Extracted data entries =
------------
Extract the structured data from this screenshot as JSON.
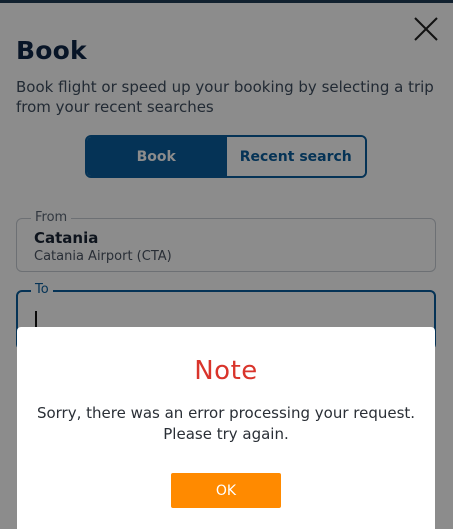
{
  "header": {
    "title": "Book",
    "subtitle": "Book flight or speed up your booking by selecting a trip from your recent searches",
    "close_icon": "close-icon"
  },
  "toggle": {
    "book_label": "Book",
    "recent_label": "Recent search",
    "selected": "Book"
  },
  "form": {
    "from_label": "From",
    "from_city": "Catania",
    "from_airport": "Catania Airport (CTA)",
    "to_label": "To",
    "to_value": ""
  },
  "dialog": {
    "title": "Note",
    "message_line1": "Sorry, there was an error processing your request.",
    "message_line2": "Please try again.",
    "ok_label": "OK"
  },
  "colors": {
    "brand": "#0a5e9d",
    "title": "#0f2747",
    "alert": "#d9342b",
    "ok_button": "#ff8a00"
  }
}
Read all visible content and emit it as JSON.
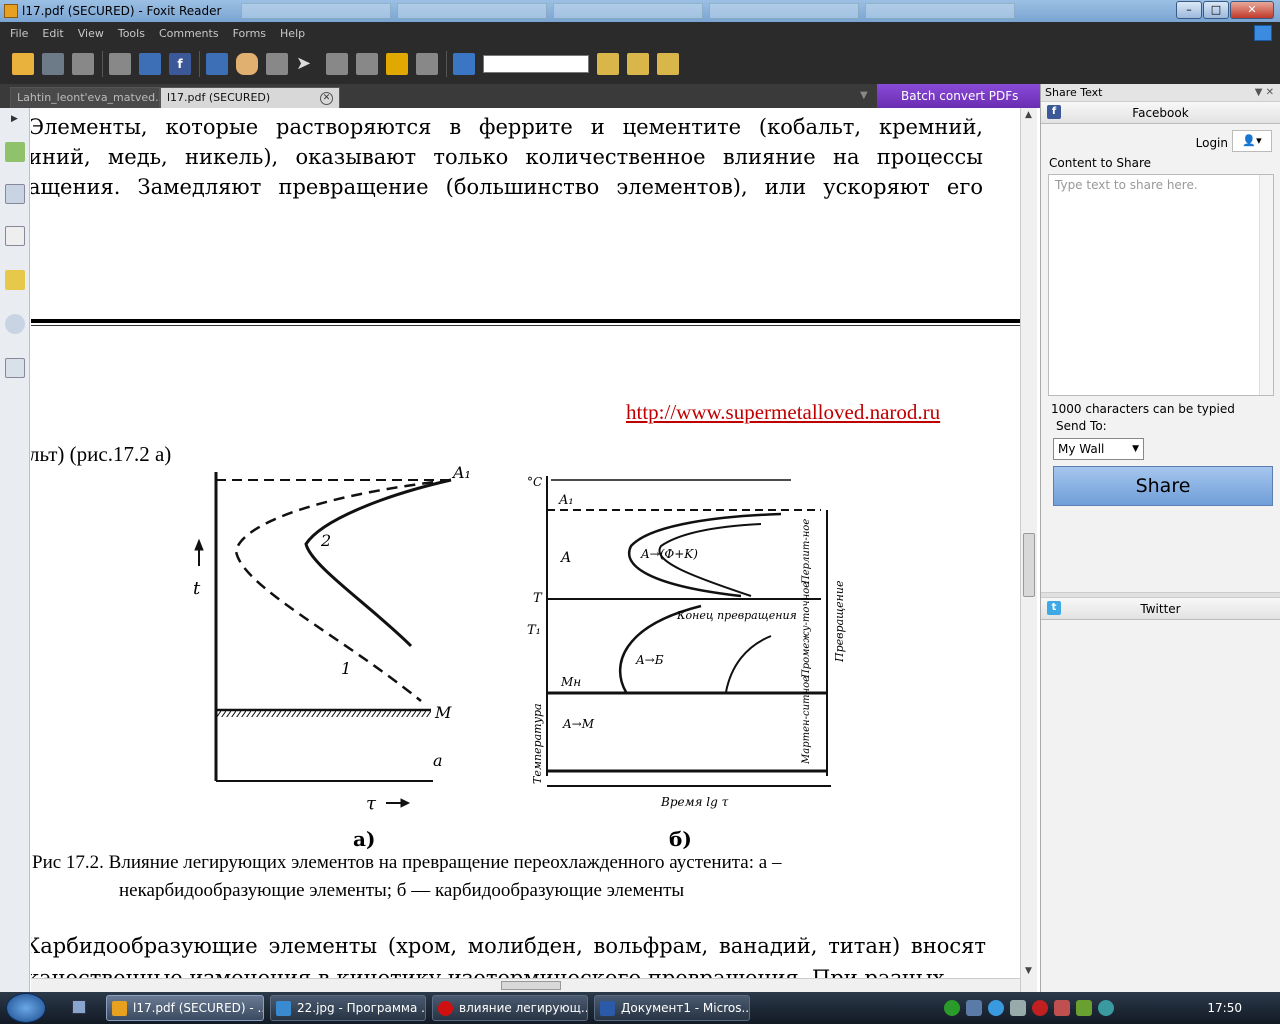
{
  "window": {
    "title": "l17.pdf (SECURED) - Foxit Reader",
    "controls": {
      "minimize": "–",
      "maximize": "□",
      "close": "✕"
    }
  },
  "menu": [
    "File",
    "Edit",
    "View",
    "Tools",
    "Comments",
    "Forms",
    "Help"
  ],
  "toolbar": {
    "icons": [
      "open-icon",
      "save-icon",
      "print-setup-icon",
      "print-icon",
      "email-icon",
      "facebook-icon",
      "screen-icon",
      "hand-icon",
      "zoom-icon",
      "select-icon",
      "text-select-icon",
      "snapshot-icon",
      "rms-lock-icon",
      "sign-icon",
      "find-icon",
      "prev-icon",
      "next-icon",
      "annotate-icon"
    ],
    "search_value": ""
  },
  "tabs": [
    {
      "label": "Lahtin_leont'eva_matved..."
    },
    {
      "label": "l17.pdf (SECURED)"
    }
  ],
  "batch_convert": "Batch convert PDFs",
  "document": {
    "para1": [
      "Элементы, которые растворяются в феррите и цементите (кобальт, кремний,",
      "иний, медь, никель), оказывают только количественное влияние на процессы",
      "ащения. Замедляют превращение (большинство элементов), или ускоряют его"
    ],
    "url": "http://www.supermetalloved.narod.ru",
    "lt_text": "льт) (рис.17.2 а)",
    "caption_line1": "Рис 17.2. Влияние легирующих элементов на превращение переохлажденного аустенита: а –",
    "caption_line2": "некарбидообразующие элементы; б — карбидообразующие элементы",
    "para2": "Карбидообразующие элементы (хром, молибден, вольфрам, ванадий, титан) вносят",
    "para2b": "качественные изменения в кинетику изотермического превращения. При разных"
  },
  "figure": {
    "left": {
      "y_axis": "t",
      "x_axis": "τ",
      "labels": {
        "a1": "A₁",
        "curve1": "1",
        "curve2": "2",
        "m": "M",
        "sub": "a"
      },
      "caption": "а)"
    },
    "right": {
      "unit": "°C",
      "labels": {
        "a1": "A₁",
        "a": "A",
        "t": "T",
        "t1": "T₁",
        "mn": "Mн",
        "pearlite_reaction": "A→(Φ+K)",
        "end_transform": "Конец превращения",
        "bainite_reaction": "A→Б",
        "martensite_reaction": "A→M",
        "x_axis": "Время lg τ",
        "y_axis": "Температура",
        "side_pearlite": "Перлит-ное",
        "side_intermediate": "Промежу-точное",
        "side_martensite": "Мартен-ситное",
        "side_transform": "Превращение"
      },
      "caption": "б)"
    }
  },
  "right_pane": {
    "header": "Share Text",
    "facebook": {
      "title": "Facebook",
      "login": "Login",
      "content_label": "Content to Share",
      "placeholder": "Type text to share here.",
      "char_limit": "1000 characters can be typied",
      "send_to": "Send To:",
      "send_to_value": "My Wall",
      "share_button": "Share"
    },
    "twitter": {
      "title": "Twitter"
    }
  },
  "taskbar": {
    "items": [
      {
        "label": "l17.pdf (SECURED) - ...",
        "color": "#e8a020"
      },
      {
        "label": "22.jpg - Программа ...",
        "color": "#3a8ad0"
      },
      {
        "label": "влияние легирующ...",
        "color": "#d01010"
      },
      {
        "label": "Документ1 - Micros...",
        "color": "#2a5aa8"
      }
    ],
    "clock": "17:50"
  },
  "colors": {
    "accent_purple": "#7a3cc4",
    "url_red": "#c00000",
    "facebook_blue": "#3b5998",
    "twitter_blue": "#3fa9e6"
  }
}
------------
Brief =
Transcribe the listing in full and omit the pictures.

Finished exercise =
Extract the structured data from this screenshot as JSON.
{
  "header": {
    "title": "Book",
    "subtitle": "Book flight or speed up your booking by selecting a trip from your recent searches",
    "close_icon": "close-icon"
  },
  "toggle": {
    "book_label": "Book",
    "recent_label": "Recent search",
    "selected": "Book"
  },
  "form": {
    "from_label": "From",
    "from_city": "Catania",
    "from_airport": "Catania Airport (CTA)",
    "to_label": "To",
    "to_value": ""
  },
  "dialog": {
    "title": "Note",
    "message_line1": "Sorry, there was an error processing your request.",
    "message_line2": "Please try again.",
    "ok_label": "OK"
  },
  "colors": {
    "brand": "#0a5e9d",
    "title": "#0f2747",
    "alert": "#d9342b",
    "ok_button": "#ff8a00"
  }
}
Read all visible content and emit it as JSON.
{
  "window": {
    "title": "l17.pdf (SECURED) - Foxit Reader",
    "controls": {
      "minimize": "–",
      "maximize": "□",
      "close": "✕"
    }
  },
  "menu": [
    "File",
    "Edit",
    "View",
    "Tools",
    "Comments",
    "Forms",
    "Help"
  ],
  "toolbar": {
    "icons": [
      "open-icon",
      "save-icon",
      "print-setup-icon",
      "print-icon",
      "email-icon",
      "facebook-icon",
      "screen-icon",
      "hand-icon",
      "zoom-icon",
      "select-icon",
      "text-select-icon",
      "snapshot-icon",
      "rms-lock-icon",
      "sign-icon",
      "find-icon",
      "prev-icon",
      "next-icon",
      "annotate-icon"
    ],
    "search_value": ""
  },
  "tabs": [
    {
      "label": "Lahtin_leont'eva_matved..."
    },
    {
      "label": "l17.pdf (SECURED)"
    }
  ],
  "batch_convert": "Batch convert PDFs",
  "document": {
    "para1": [
      "Элементы, которые растворяются в феррите и цементите (кобальт, кремний,",
      "иний, медь, никель), оказывают только количественное влияние на процессы",
      "ащения. Замедляют превращение (большинство элементов), или ускоряют его"
    ],
    "url": "http://www.supermetalloved.narod.ru",
    "lt_text": "льт) (рис.17.2 а)",
    "caption_line1": "Рис 17.2. Влияние легирующих элементов на превращение переохлажденного аустенита: а –",
    "caption_line2": "некарбидообразующие элементы; б — карбидообразующие элементы",
    "para2": "Карбидообразующие элементы (хром, молибден, вольфрам, ванадий, титан) вносят",
    "para2b": "качественные изменения в кинетику изотермического превращения. При разных"
  },
  "figure": {
    "left": {
      "y_axis": "t",
      "x_axis": "τ",
      "labels": {
        "a1": "A₁",
        "curve1": "1",
        "curve2": "2",
        "m": "M",
        "sub": "a"
      },
      "caption": "а)"
    },
    "right": {
      "unit": "°C",
      "labels": {
        "a1": "A₁",
        "a": "A",
        "t": "T",
        "t1": "T₁",
        "mn": "Mн",
        "pearlite_reaction": "A→(Φ+K)",
        "end_transform": "Конец превращения",
        "bainite_reaction": "A→Б",
        "martensite_reaction": "A→M",
        "x_axis": "Время lg τ",
        "y_axis": "Температура",
        "side_pearlite": "Перлит-ное",
        "side_intermediate": "Промежу-точное",
        "side_martensite": "Мартен-ситное",
        "side_transform": "Превращение"
      },
      "caption": "б)"
    }
  },
  "right_pane": {
    "header": "Share Text",
    "facebook": {
      "title": "Facebook",
      "login": "Login",
      "content_label": "Content to Share",
      "placeholder": "Type text to share here.",
      "char_limit": "1000 characters can be typied",
      "send_to": "Send To:",
      "send_to_value": "My Wall",
      "share_button": "Share"
    },
    "twitter": {
      "title": "Twitter"
    }
  },
  "taskbar": {
    "items": [
      {
        "label": "l17.pdf (SECURED) - ...",
        "color": "#e8a020"
      },
      {
        "label": "22.jpg - Программа ...",
        "color": "#3a8ad0"
      },
      {
        "label": "влияние легирующ...",
        "color": "#d01010"
      },
      {
        "label": "Документ1 - Micros...",
        "color": "#2a5aa8"
      }
    ],
    "clock": "17:50"
  },
  "colors": {
    "accent_purple": "#7a3cc4",
    "url_red": "#c00000",
    "facebook_blue": "#3b5998",
    "twitter_blue": "#3fa9e6"
  }
}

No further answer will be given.